> [Task to complete]:
Extract the complete listing and output it unchanged.

[Collected data]
= = = = = = =

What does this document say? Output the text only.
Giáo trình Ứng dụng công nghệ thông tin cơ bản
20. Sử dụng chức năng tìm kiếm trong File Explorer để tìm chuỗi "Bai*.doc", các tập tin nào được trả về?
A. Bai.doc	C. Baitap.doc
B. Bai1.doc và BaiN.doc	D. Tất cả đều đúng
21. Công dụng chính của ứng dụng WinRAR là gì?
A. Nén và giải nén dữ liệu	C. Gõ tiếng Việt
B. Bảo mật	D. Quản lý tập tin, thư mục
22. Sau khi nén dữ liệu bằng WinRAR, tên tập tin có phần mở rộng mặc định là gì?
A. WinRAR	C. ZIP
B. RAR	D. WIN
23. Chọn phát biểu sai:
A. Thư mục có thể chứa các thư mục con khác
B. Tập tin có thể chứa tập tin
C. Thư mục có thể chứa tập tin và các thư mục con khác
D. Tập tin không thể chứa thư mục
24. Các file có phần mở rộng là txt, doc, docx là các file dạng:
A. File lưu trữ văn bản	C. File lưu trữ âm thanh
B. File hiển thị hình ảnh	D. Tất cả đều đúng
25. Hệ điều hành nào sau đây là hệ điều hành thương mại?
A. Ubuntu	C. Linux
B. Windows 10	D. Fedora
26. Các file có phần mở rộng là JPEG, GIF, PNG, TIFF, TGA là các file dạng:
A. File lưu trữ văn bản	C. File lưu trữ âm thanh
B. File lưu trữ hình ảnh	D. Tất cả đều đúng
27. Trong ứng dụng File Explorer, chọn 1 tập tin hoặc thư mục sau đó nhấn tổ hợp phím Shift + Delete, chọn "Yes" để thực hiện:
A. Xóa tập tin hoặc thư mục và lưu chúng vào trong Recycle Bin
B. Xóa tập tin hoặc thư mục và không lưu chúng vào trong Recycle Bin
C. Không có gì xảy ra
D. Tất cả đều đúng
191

= = = = = = =

> [Answer to the problem]:
What does this document say? Output the text only.
Giáo trình Ứng dụng công nghệ thông tin cơ bản
20. Sử dụng chức năng tìm kiếm trong File Explorer để tìm chuỗi "Bai*.doc", các tập tin nào được trả về?
A. Bai.doc	C. Baitap.doc
B. Bai1.doc và BaiN.doc	D. Tất cả đều đúng
21. Công dụng chính của ứng dụng WinRAR là gì?
A. Nén và giải nén dữ liệu	C. Gõ tiếng Việt
B. Bảo mật	D. Quản lý tập tin, thư mục
22. Sau khi nén dữ liệu bằng WinRAR, tên tập tin có phần mở rộng mặc định là gì?
A. WinRAR	C. ZIP
B. RAR	D. WIN
23. Chọn phát biểu sai:
A. Thư mục có thể chứa các thư mục con khác
B. Tập tin có thể chứa tập tin
C. Thư mục có thể chứa tập tin và các thư mục con khác
D. Tập tin không thể chứa thư mục
24. Các file có phần mở rộng là txt, doc, docx là các file dạng:
A. File lưu trữ văn bản	C. File lưu trữ âm thanh
B. File hiển thị hình ảnh	D. Tất cả đều đúng
25. Hệ điều hành nào sau đây là hệ điều hành thương mại?
A. Ubuntu	C. Linux
B. Windows 10	D. Fedora
26. Các file có phần mở rộng là JPEG, GIF, PNG, TIFF, TGA là các file dạng:
A. File lưu trữ văn bản	C. File lưu trữ âm thanh
B. File lưu trữ hình ảnh	D. Tất cả đều đúng
27. Trong ứng dụng File Explorer, chọn 1 tập tin hoặc thư mục sau đó nhấn tổ hợp phím Shift + Delete, chọn "Yes" để thực hiện:
A. Xóa tập tin hoặc thư mục và lưu chúng vào trong Recycle Bin
B. Xóa tập tin hoặc thư mục và không lưu chúng vào trong Recycle Bin
C. Không có gì xảy ra
D. Tất cả đều đúng
191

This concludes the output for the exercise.